## TASK TO COMPLETE
Read the records below. Copy each line where the string "content" occurs.

Collected data

--------------------------------

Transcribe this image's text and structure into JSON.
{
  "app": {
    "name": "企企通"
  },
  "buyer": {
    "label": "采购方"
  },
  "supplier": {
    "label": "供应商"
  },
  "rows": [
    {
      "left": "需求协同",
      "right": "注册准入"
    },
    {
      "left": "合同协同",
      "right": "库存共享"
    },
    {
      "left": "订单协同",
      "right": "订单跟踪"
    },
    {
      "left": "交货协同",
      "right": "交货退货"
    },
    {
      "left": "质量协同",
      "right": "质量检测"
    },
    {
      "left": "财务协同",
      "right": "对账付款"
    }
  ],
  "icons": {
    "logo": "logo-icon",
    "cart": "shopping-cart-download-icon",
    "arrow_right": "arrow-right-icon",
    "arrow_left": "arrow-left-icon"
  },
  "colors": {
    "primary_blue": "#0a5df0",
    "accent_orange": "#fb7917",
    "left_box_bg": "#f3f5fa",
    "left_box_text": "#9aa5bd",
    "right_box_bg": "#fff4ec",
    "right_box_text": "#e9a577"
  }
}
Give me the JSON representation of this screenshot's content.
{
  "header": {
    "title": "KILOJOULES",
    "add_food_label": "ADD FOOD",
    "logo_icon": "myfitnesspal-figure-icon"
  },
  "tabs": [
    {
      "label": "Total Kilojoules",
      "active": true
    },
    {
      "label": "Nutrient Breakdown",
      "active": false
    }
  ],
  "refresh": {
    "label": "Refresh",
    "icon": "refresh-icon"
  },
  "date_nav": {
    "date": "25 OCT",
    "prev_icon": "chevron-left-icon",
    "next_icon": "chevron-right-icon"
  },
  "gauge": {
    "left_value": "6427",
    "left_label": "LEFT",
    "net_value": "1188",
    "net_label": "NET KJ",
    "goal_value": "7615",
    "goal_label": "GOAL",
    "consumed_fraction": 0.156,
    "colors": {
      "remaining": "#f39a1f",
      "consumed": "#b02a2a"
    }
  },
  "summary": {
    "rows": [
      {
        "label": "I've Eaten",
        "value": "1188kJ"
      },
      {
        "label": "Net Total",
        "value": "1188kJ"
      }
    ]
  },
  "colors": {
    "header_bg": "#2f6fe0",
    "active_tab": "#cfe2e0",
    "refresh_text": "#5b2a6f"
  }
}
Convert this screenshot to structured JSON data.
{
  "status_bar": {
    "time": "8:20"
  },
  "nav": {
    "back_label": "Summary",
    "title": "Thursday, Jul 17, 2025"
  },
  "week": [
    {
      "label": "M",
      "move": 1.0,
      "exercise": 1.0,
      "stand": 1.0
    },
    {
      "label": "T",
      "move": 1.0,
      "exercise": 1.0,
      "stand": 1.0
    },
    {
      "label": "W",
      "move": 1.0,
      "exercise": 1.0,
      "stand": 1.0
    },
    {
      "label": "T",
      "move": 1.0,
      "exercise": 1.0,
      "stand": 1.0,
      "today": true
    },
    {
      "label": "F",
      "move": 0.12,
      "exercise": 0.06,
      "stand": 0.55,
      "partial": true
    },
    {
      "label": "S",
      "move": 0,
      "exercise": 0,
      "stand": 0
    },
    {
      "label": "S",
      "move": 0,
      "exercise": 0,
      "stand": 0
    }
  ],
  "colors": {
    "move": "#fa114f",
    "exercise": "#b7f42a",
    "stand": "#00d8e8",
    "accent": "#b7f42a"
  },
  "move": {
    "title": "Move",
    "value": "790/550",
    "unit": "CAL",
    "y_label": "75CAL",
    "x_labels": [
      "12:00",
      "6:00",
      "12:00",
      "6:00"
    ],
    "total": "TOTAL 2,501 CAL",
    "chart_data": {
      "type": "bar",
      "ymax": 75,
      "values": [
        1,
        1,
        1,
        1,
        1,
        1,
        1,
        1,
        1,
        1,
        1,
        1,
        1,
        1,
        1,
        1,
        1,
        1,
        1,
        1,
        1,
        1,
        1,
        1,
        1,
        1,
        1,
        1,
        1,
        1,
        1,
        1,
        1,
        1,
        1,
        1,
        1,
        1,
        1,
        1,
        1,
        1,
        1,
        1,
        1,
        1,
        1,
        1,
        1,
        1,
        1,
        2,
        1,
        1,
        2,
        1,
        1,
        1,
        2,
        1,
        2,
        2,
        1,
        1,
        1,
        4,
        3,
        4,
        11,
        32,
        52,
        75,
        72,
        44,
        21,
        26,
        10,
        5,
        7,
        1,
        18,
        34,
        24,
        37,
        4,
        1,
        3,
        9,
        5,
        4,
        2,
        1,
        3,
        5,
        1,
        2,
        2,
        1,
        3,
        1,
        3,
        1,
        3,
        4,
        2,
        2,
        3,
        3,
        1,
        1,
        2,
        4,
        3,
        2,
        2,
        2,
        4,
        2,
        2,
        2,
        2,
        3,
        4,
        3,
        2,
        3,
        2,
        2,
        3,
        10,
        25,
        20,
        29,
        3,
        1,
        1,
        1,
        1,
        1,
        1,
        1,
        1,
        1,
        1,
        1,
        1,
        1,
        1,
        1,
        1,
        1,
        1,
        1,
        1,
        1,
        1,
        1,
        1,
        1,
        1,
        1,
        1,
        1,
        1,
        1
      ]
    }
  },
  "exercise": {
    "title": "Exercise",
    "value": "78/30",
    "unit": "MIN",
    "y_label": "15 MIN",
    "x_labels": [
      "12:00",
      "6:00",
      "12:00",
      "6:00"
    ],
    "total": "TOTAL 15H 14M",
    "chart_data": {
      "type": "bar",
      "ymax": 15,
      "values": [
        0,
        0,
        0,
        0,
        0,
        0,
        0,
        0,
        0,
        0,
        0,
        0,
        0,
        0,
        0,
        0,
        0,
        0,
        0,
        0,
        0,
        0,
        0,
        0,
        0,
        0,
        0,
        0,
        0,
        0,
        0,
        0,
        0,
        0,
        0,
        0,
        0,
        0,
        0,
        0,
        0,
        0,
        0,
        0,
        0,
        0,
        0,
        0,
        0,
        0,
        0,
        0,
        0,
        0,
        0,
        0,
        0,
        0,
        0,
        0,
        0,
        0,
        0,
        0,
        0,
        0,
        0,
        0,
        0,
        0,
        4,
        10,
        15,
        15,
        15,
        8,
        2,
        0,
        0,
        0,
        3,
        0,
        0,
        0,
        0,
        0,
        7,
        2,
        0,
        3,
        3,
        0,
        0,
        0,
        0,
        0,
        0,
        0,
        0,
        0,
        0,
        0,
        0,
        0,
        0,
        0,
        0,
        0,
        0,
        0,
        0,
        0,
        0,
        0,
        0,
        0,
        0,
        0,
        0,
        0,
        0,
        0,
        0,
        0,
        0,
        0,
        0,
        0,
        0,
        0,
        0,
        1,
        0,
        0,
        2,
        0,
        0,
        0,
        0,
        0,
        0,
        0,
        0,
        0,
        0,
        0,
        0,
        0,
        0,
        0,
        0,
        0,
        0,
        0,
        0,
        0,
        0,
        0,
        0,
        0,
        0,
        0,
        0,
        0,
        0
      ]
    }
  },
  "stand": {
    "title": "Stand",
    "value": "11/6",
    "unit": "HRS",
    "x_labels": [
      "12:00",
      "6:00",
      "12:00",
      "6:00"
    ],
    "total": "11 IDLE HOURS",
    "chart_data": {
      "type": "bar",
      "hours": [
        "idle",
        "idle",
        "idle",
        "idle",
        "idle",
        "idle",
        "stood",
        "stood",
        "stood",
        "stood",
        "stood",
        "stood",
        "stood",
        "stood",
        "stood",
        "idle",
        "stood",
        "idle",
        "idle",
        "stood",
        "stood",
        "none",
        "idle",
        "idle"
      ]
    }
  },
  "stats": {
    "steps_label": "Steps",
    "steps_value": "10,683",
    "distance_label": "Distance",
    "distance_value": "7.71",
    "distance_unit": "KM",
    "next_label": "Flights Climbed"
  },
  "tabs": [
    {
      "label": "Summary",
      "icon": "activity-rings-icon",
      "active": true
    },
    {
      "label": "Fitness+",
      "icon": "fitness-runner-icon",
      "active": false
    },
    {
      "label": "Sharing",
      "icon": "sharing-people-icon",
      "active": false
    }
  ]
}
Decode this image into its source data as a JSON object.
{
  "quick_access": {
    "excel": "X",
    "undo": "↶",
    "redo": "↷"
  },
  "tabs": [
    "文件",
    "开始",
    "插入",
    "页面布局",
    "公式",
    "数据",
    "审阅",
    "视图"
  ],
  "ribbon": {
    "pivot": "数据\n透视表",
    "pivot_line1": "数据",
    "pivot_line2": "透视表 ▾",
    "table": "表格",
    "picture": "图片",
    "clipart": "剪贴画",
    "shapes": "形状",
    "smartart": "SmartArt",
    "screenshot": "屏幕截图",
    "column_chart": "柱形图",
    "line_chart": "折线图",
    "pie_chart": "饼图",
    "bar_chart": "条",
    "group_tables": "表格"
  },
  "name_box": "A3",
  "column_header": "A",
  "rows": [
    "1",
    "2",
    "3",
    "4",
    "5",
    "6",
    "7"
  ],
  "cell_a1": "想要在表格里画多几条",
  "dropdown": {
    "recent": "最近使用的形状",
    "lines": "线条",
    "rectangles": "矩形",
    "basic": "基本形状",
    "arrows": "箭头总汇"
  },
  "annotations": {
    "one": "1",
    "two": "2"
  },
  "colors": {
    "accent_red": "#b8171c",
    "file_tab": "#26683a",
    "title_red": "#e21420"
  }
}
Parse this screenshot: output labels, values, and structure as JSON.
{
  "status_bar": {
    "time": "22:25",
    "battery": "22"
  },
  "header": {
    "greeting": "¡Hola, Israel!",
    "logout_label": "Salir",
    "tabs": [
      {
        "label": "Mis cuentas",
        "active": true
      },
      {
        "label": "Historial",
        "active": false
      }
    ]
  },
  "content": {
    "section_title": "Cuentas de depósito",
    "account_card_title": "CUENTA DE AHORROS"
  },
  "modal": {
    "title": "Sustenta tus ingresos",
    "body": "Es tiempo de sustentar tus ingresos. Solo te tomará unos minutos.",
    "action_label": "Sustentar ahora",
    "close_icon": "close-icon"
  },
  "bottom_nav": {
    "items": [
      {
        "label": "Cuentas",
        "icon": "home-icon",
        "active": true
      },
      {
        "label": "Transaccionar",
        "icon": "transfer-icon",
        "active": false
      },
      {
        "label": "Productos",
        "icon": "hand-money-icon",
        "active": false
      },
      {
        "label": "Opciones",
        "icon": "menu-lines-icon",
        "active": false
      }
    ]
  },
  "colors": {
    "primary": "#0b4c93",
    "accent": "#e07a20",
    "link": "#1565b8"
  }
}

--------------------------------

## SOLVED PROBLEM
Give me the JSON representation of this screenshot's content.
  "content": {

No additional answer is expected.